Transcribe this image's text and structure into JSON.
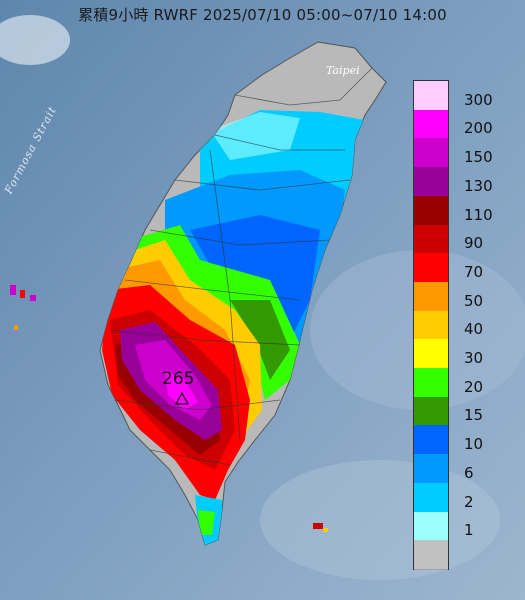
{
  "title": "累積9小時 RWRF 2025/07/10 05:00~07/10 14:00",
  "labels": {
    "strait": "Formosa Strait",
    "city": "Taipei",
    "max_value": "265"
  },
  "legend": {
    "items": [
      {
        "label": "300",
        "color": "#ffccff"
      },
      {
        "label": "200",
        "color": "#ff00ff"
      },
      {
        "label": "150",
        "color": "#cc00cc"
      },
      {
        "label": "130",
        "color": "#990099"
      },
      {
        "label": "110",
        "color": "#990000"
      },
      {
        "label": "90",
        "color": "#cc0000"
      },
      {
        "label": "70",
        "color": "#ff0000"
      },
      {
        "label": "50",
        "color": "#ff9900"
      },
      {
        "label": "40",
        "color": "#ffcc00"
      },
      {
        "label": "30",
        "color": "#ffff00"
      },
      {
        "label": "20",
        "color": "#33ff00"
      },
      {
        "label": "15",
        "color": "#339900"
      },
      {
        "label": "10",
        "color": "#0066ff"
      },
      {
        "label": "6",
        "color": "#0099ff"
      },
      {
        "label": "2",
        "color": "#00ccff"
      },
      {
        "label": "1",
        "color": "#99ffff"
      },
      {
        "label": "",
        "color": "#c0c0c0"
      }
    ]
  }
}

────

What you are asked to do >> Return the entries unchanged, save for the pictures, which do not belong in the copy.

Full solution >>
Transcribe this image's text and structure into JSON.
{
  "title": "累積9小時 RWRF 2025/07/10 05:00~07/10 14:00",
  "labels": {
    "strait": "Formosa Strait",
    "city": "Taipei",
    "max_value": "265"
  },
  "legend": {
    "items": [
      {
        "label": "300",
        "color": "#ffccff"
      },
      {
        "label": "200",
        "color": "#ff00ff"
      },
      {
        "label": "150",
        "color": "#cc00cc"
      },
      {
        "label": "130",
        "color": "#990099"
      },
      {
        "label": "110",
        "color": "#990000"
      },
      {
        "label": "90",
        "color": "#cc0000"
      },
      {
        "label": "70",
        "color": "#ff0000"
      },
      {
        "label": "50",
        "color": "#ff9900"
      },
      {
        "label": "40",
        "color": "#ffcc00"
      },
      {
        "label": "30",
        "color": "#ffff00"
      },
      {
        "label": "20",
        "color": "#33ff00"
      },
      {
        "label": "15",
        "color": "#339900"
      },
      {
        "label": "10",
        "color": "#0066ff"
      },
      {
        "label": "6",
        "color": "#0099ff"
      },
      {
        "label": "2",
        "color": "#00ccff"
      },
      {
        "label": "1",
        "color": "#99ffff"
      },
      {
        "label": "",
        "color": "#c0c0c0"
      }
    ]
  }
}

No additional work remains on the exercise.